(Stored data entries)

--------------------------------

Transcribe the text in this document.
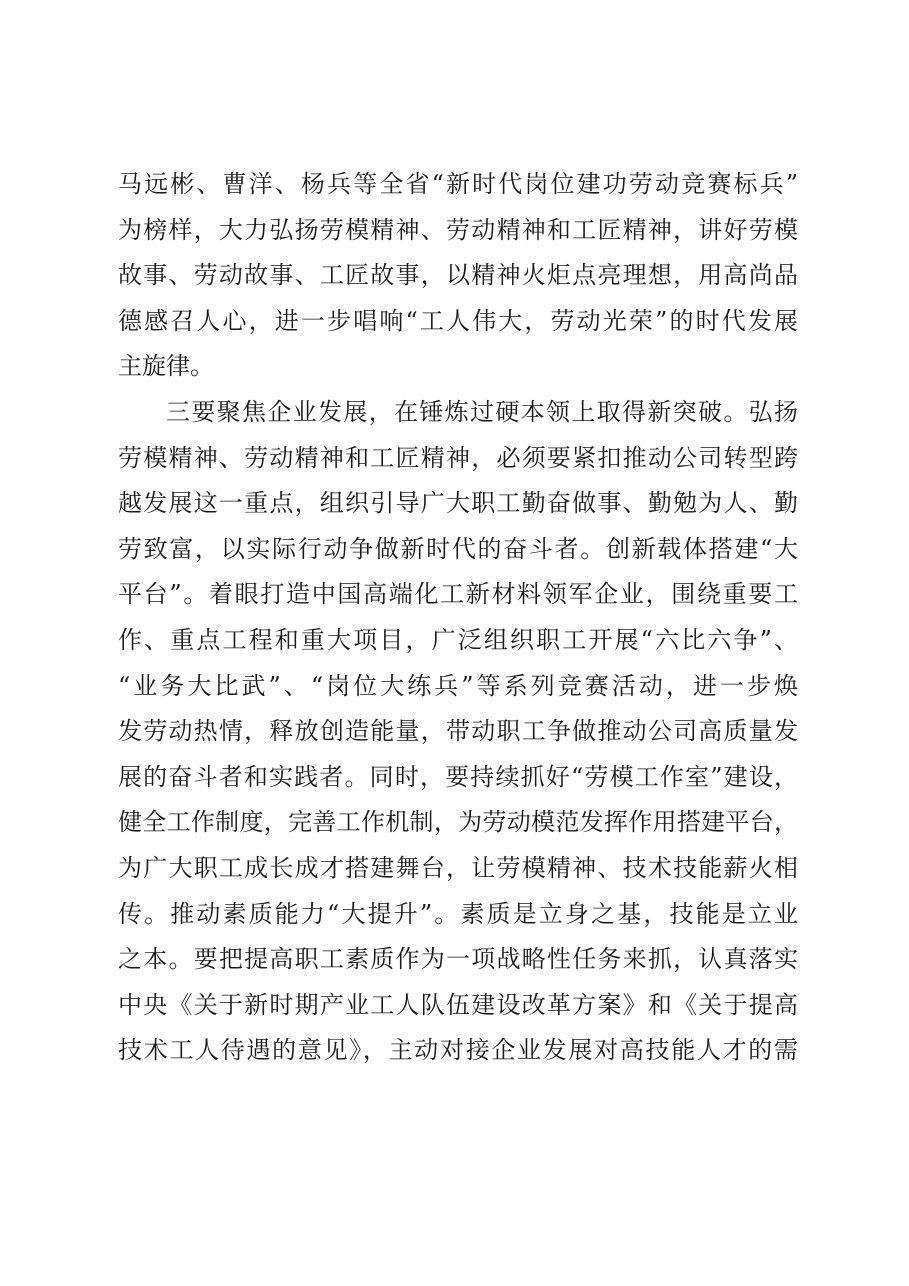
马远彬、曹洋、杨兵等全省“新时代岗位建功劳动竞赛标兵”
为榜样，大力弘扬劳模精神、劳动精神和工匠精神，讲好劳模
故事、劳动故事、工匠故事，以精神火炬点亮理想，用高尚品
德感召人心，进一步唱响“工人伟大，劳动光荣”的时代发展
主旋律。
三要聚焦企业发展，在锤炼过硬本领上取得新突破。弘扬
劳模精神、劳动精神和工匠精神，必须要紧扣推动公司转型跨
越发展这一重点，组织引导广大职工勤奋做事、勤勉为人、勤
劳致富，以实际行动争做新时代的奋斗者。创新载体搭建“大
平台”。着眼打造中国高端化工新材料领军企业，围绕重要工
作、重点工程和重大项目，广泛组织职工开展“六比六争”、
“业务大比武”、“岗位大练兵”等系列竞赛活动，进一步焕
发劳动热情，释放创造能量，带动职工争做推动公司高质量发
展的奋斗者和实践者。同时，要持续抓好“劳模工作室”建设，
健全工作制度，完善工作机制，为劳动模范发挥作用搭建平台，
为广大职工成长成才搭建舞台，让劳模精神、技术技能薪火相
传。推动素质能力“大提升”。素质是立身之基，技能是立业
之本。要把提高职工素质作为一项战略性任务来抓，认真落实
中央《关于新时期产业工人队伍建设改革方案》和《关于提高
技术工人待遇的意见》，主动对接企业发展对高技能人才的需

--------------------------------

Look above for every line with the word "劳动精神和工匠精神" and copy it.

为榜样，大力弘扬劳模精神、劳动精神和工匠精神，讲好劳模
劳模精神、劳动精神和工匠精神，必须要紧扣推动公司转型跨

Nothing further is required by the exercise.